=== WRITTEN EXERCISE ===
Select all lines in the records that include "Nessun".

=== Collected data entries ===
__________________________________________________
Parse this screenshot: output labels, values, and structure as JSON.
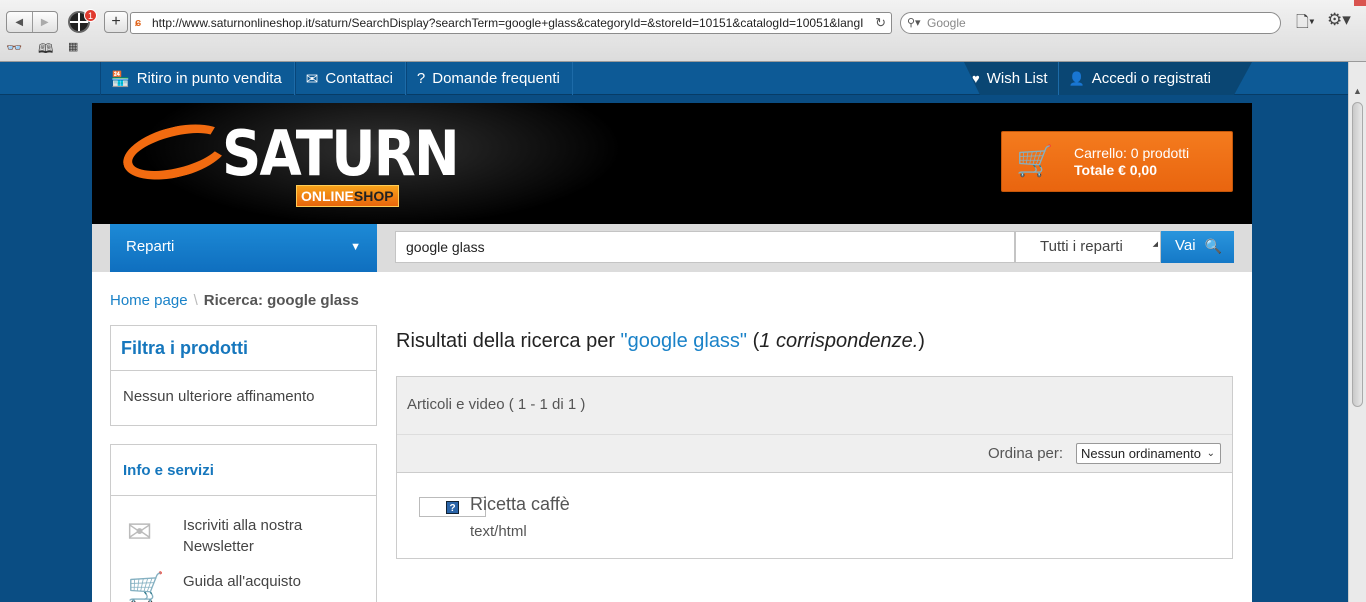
{
  "browser": {
    "url": "http://www.saturnonlineshop.it/saturn/SearchDisplay?searchTerm=google+glass&categoryId=&storeId=10151&catalogId=10051&langI",
    "search_placeholder": "Google",
    "extension_badge": "1"
  },
  "topbar": {
    "items": [
      {
        "label": "Ritiro in punto vendita",
        "icon": "store-icon"
      },
      {
        "label": "Contattaci",
        "icon": "envelope-icon"
      },
      {
        "label": "Domande frequenti",
        "icon": "question-icon"
      }
    ],
    "right": [
      {
        "label": "Wish List",
        "icon": "heart-icon"
      },
      {
        "label": "Accedi o registrati",
        "icon": "user-icon"
      }
    ]
  },
  "header": {
    "logo_word": "SATURN",
    "logo_sub_a": "ONLINE",
    "logo_sub_b": "SHOP",
    "cart_line1": "Carrello: 0 prodotti",
    "cart_line2": "Totale € 0,00"
  },
  "search": {
    "departments_label": "Reparti",
    "query": "google glass",
    "scope": "Tutti i reparti",
    "go": "Vai"
  },
  "breadcrumb": {
    "home": "Home page",
    "separator": "\\",
    "current": "Ricerca: google glass"
  },
  "sidebar": {
    "filter_title": "Filtra i prodotti",
    "filter_body": "Nessun ulteriore affinamento",
    "info_title": "Info e servizi",
    "info_items": [
      {
        "label": "Iscriviti alla nostra Newsletter",
        "icon": "newsletter-icon"
      },
      {
        "label": "Guida all'acquisto",
        "icon": "cart-icon"
      }
    ]
  },
  "results": {
    "title_prefix": "Risultati della ricerca per ",
    "query_quoted": "\"google glass\"",
    "open_paren": " (",
    "count_text": "1 corrispondenze.",
    "close_paren": ")",
    "section_label": "Articoli e video ( 1 - 1 di 1 )",
    "sort_label": "Ordina per:",
    "sort_selected": "Nessun ordinamento",
    "items": [
      {
        "title": "Ricetta caffè",
        "type": "text/html"
      }
    ]
  },
  "colors": {
    "brand_orange": "#f26b10",
    "brand_blue": "#0d5a96",
    "link_blue": "#1a82c8"
  }
}
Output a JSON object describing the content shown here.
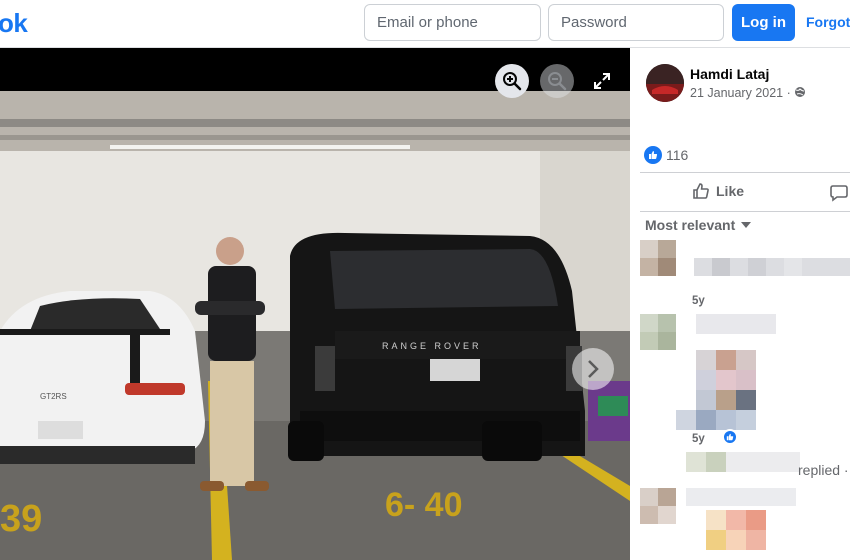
{
  "header": {
    "logo_text": "ok",
    "email_placeholder": "Email or phone",
    "password_placeholder": "Password",
    "login_label": "Log in",
    "forgot_label": "Forgot"
  },
  "viewer": {
    "photo_alt": "Photo",
    "car_badge_text": "RANGE ROVER",
    "porsche_badge_text": "GT2RS",
    "parking_spot_left": "39",
    "parking_spot_right": "6- 40"
  },
  "post": {
    "author": "Hamdi Lataj",
    "date": "21 January 2021 ·",
    "reaction_count": "116",
    "like_action_label": "Like"
  },
  "comments": {
    "sort_label": "Most relevant",
    "items": [
      {
        "time": "5y"
      },
      {
        "time": "5y"
      }
    ],
    "replied_text": "replied ·"
  },
  "colors": {
    "brand": "#1877f2",
    "secondary_text": "#65676b"
  }
}
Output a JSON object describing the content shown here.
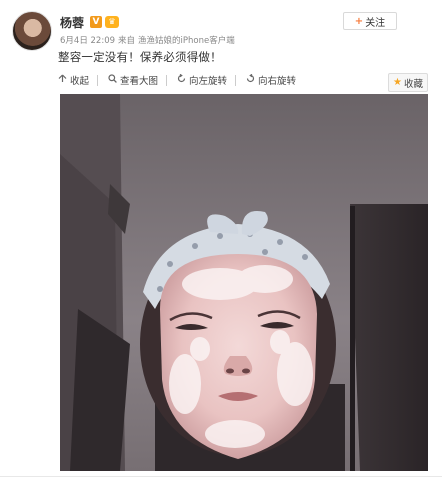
{
  "post": {
    "username": "杨蓉",
    "verified_badge": "V",
    "member_badge": "♛",
    "date": "6月4日 22:09",
    "source_prefix": "来自",
    "source": "渔渔姑娘的iPhone客户端",
    "text": "整容一定没有！保养必须得做！"
  },
  "actions": {
    "follow": {
      "icon": "+",
      "label": "关注"
    },
    "collapse": {
      "icon": "collapse-arrow-icon",
      "label": "收起"
    },
    "view_large": {
      "icon": "magnifier-icon",
      "label": "查看大图"
    },
    "rotate_left": {
      "icon": "rotate-left-icon",
      "label": "向左旋转"
    },
    "rotate_right": {
      "icon": "rotate-right-icon",
      "label": "向右旋转"
    },
    "collect": {
      "icon": "star-icon",
      "label": "收藏"
    }
  },
  "colors": {
    "accent_orange": "#f77c3d",
    "star_yellow": "#f6a623",
    "badge_orange": "#f29a1c"
  }
}
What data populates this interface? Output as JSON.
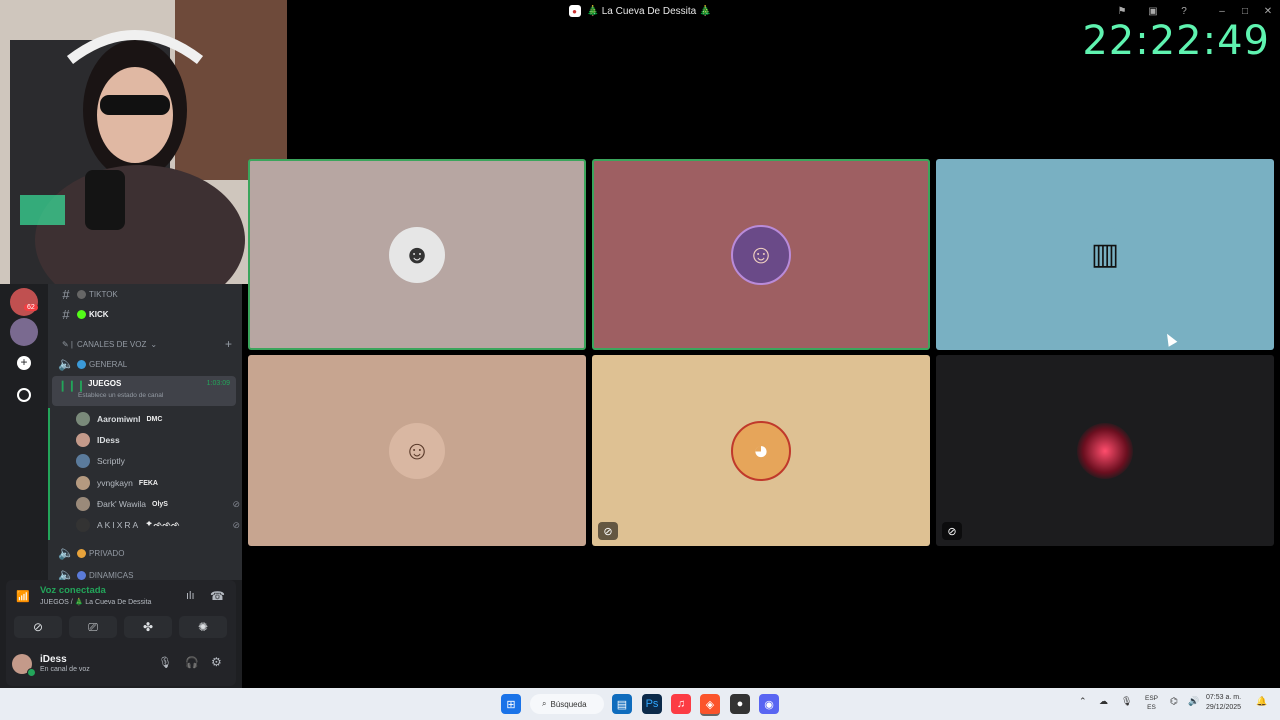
{
  "window": {
    "title": "🎄 La Cueva De Dessita 🎄",
    "buttons": [
      "minimize",
      "maximize",
      "close"
    ]
  },
  "overlay_clock": "22:22:49",
  "guilds": [
    {
      "icon": "server-avatar-1",
      "badge": "62"
    },
    {
      "icon": "server-avatar-2"
    },
    {
      "icon": "add-server-icon"
    },
    {
      "icon": "discover-icon"
    }
  ],
  "channels": {
    "text": [
      {
        "name": "TIKTOK",
        "emoji_color": "#8a8a8a"
      },
      {
        "name": "KICK",
        "emoji_color": "#53fc18"
      }
    ],
    "voice_category": "CANALES DE VOZ",
    "voice": [
      {
        "name": "GENERAL"
      },
      {
        "name": "JUEGOS",
        "timer": "1:03:09",
        "status": "Establece un estado de canal"
      },
      {
        "name": "PRIVADO"
      },
      {
        "name": "DINAMICAS"
      }
    ],
    "members": [
      {
        "name": "Aaromiwnl",
        "tag": "DMC",
        "color": "#7a8a7a"
      },
      {
        "name": "IDess",
        "tag": "",
        "color": "#c49a8a"
      },
      {
        "name": "Scriptly",
        "tag": "",
        "color": "#5b7b9c"
      },
      {
        "name": "yvngkayn",
        "tag": "FEKA",
        "color": "#b59a80"
      },
      {
        "name": "Ðark' Wawila",
        "tag": "OlyS",
        "color": "#9a8a7a"
      },
      {
        "name": "AKIXRA",
        "tag": "✦ ᨒᨒᨒ",
        "color": "#333"
      }
    ]
  },
  "voice_panel": {
    "status": "Voz conectada",
    "location": "JUEGOS / 🎄 La Cueva De Dessita",
    "buttons": [
      "video-off-icon",
      "screenshare-icon",
      "activities-icon",
      "soundboard-icon"
    ]
  },
  "user": {
    "name": "iDess",
    "status": "En canal de voz"
  },
  "tiles": [
    {
      "color": "#b7a6a2",
      "speaking": true,
      "avatar": "hockey-mask-avatar",
      "avatar_bg": "#e0e0e0",
      "muted": false
    },
    {
      "color": "#9e5f62",
      "speaking": true,
      "avatar": "sunglasses-girl-avatar",
      "avatar_bg": "#6a4a88",
      "muted": false
    },
    {
      "color": "#79b0c2",
      "speaking": false,
      "avatar": "audio-bot-avatar",
      "avatar_bg": "#79b0c2",
      "muted": false
    },
    {
      "color": "#c7a590",
      "speaking": false,
      "avatar": "girl-face-avatar",
      "avatar_bg": "#d9b7a2",
      "muted": false
    },
    {
      "color": "#dec193",
      "speaking": false,
      "avatar": "dog-avatar",
      "avatar_bg": "#e6a55a",
      "muted": true
    },
    {
      "color": "#1c1c1e",
      "speaking": false,
      "avatar": "red-orb-avatar",
      "avatar_bg": "#2a0d14",
      "muted": true
    }
  ],
  "taskbar": {
    "search_label": "Búsqueda",
    "lang": "ESP",
    "region": "ES",
    "time": "07:53 a. m.",
    "date": "29/12/2025"
  }
}
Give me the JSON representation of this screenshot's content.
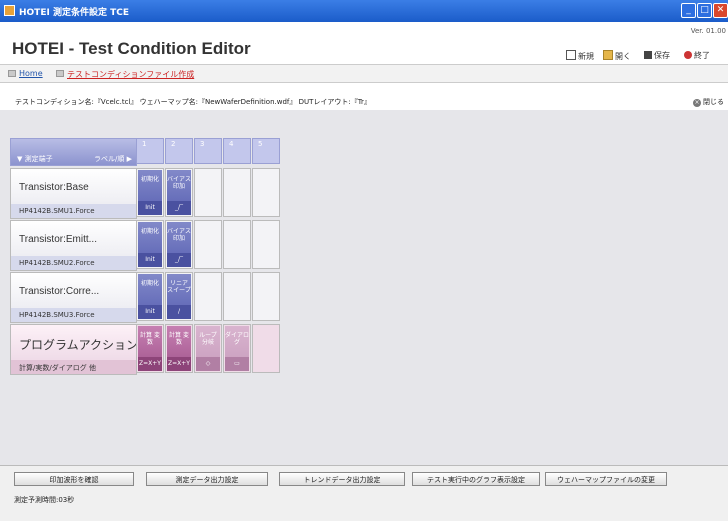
{
  "window": {
    "title": "HOTEI 測定条件設定 TCE"
  },
  "header": {
    "title": "HOTEI - Test Condition Editor",
    "version": "Ver. 01.00"
  },
  "toolbar": {
    "new_label": "新規",
    "open_label": "開く",
    "save_label": "保存",
    "exit_label": "終了"
  },
  "breadcrumb": {
    "home": "Home",
    "current": "テストコンディションファイル作成"
  },
  "info": {
    "text": "テストコンディション名:『Vcelc.tcl』 ウェハーマップ名:『NewWaferDefinition.wdf』 DUTレイアウト:『Tr』",
    "close_label": "閉じる"
  },
  "grid": {
    "header_left": "▼ 測定端子",
    "header_right": "ラベル/順 ▶",
    "columns": [
      "1",
      "2",
      "3",
      "4",
      "5"
    ],
    "rows": [
      {
        "name": "Transistor:Base",
        "sub": "HP4142B.SMU1.Force",
        "actions": [
          {
            "top": "初期化",
            "bottom": "Init"
          },
          {
            "top": "バイアス 印加",
            "bottom": "_/‾"
          }
        ]
      },
      {
        "name": "Transistor:Emitt...",
        "sub": "HP4142B.SMU2.Force",
        "actions": [
          {
            "top": "初期化",
            "bottom": "Init"
          },
          {
            "top": "バイアス 印加",
            "bottom": "_/‾"
          }
        ]
      },
      {
        "name": "Transistor:Corre...",
        "sub": "HP4142B.SMU3.Force",
        "actions": [
          {
            "top": "初期化",
            "bottom": "Init"
          },
          {
            "top": "リニア スイープ",
            "bottom": "/"
          }
        ]
      },
      {
        "name": "プログラムアクション",
        "sub": "計算/実数/ダイアログ 他",
        "actions": [
          {
            "top": "計算 変数",
            "bottom": "Z=X+Y"
          },
          {
            "top": "計算 変数",
            "bottom": "Z=X+Y"
          },
          {
            "top": "ループ 分岐",
            "bottom": "◇"
          },
          {
            "top": "ダイアログ",
            "bottom": "▭"
          }
        ]
      }
    ]
  },
  "bottom": {
    "buttons": [
      "印加波形を確認",
      "測定データ出力設定",
      "トレンドデータ出力設定",
      "テスト実行中のグラフ表示設定",
      "ウェハーマップファイルの変更"
    ],
    "estimate": "測定予測時間:03秒"
  }
}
__________________________________________________
=== CORRECT RESULT ===
    "filter_body": "Nessun ulteriore affinamento",
    "sort_selected": "Nessun ordinamento",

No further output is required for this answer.